> **Task details**: Transcribe all the records exactly and omit any images they hold.

Dataset excerpts
+ + +

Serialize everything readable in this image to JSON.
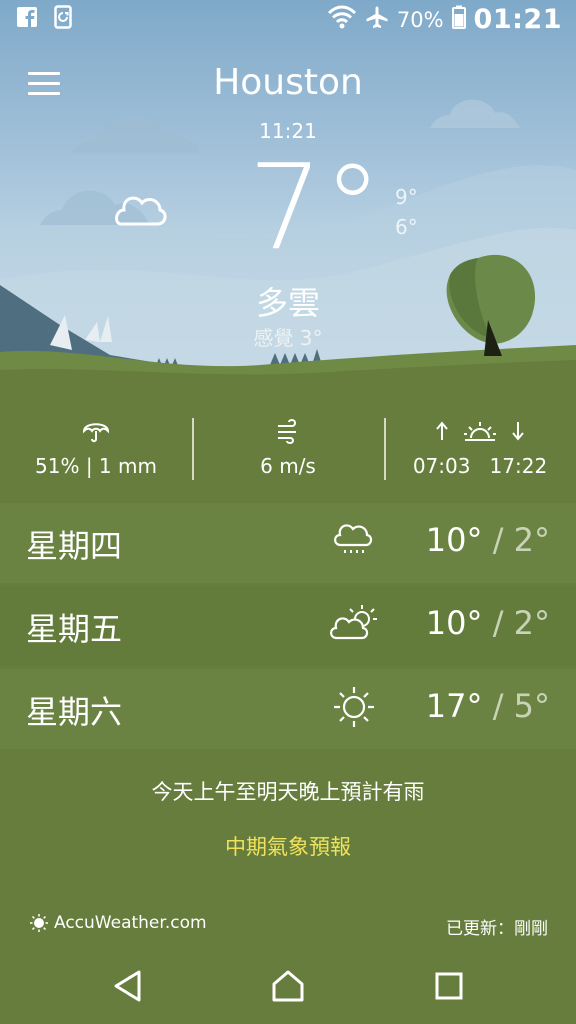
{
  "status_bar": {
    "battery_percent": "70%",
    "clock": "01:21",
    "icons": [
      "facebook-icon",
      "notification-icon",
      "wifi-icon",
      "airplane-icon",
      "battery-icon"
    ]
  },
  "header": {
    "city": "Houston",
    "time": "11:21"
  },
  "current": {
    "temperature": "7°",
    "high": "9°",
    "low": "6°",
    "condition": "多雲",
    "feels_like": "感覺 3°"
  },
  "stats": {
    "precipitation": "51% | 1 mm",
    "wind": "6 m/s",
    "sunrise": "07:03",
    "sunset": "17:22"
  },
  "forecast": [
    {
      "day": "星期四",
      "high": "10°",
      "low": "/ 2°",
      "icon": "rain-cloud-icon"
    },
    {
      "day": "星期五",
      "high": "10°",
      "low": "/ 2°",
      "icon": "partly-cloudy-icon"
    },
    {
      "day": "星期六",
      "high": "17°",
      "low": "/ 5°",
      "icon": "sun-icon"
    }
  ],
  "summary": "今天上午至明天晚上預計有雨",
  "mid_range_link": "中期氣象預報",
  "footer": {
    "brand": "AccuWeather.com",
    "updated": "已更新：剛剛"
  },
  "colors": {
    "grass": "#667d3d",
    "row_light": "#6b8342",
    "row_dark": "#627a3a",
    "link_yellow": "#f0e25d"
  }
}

+ + +

> **Correct answer**:
Serialize everything readable in this image to JSON.
{
  "status_bar": {
    "battery_percent": "70%",
    "clock": "01:21",
    "icons": [
      "facebook-icon",
      "notification-icon",
      "wifi-icon",
      "airplane-icon",
      "battery-icon"
    ]
  },
  "header": {
    "city": "Houston",
    "time": "11:21"
  },
  "current": {
    "temperature": "7°",
    "high": "9°",
    "low": "6°",
    "condition": "多雲",
    "feels_like": "感覺 3°"
  },
  "stats": {
    "precipitation": "51% | 1 mm",
    "wind": "6 m/s",
    "sunrise": "07:03",
    "sunset": "17:22"
  },
  "forecast": [
    {
      "day": "星期四",
      "high": "10°",
      "low": "/ 2°",
      "icon": "rain-cloud-icon"
    },
    {
      "day": "星期五",
      "high": "10°",
      "low": "/ 2°",
      "icon": "partly-cloudy-icon"
    },
    {
      "day": "星期六",
      "high": "17°",
      "low": "/ 5°",
      "icon": "sun-icon"
    }
  ],
  "summary": "今天上午至明天晚上預計有雨",
  "mid_range_link": "中期氣象預報",
  "footer": {
    "brand": "AccuWeather.com",
    "updated": "已更新：剛剛"
  },
  "colors": {
    "grass": "#667d3d",
    "row_light": "#6b8342",
    "row_dark": "#627a3a",
    "link_yellow": "#f0e25d"
  }
}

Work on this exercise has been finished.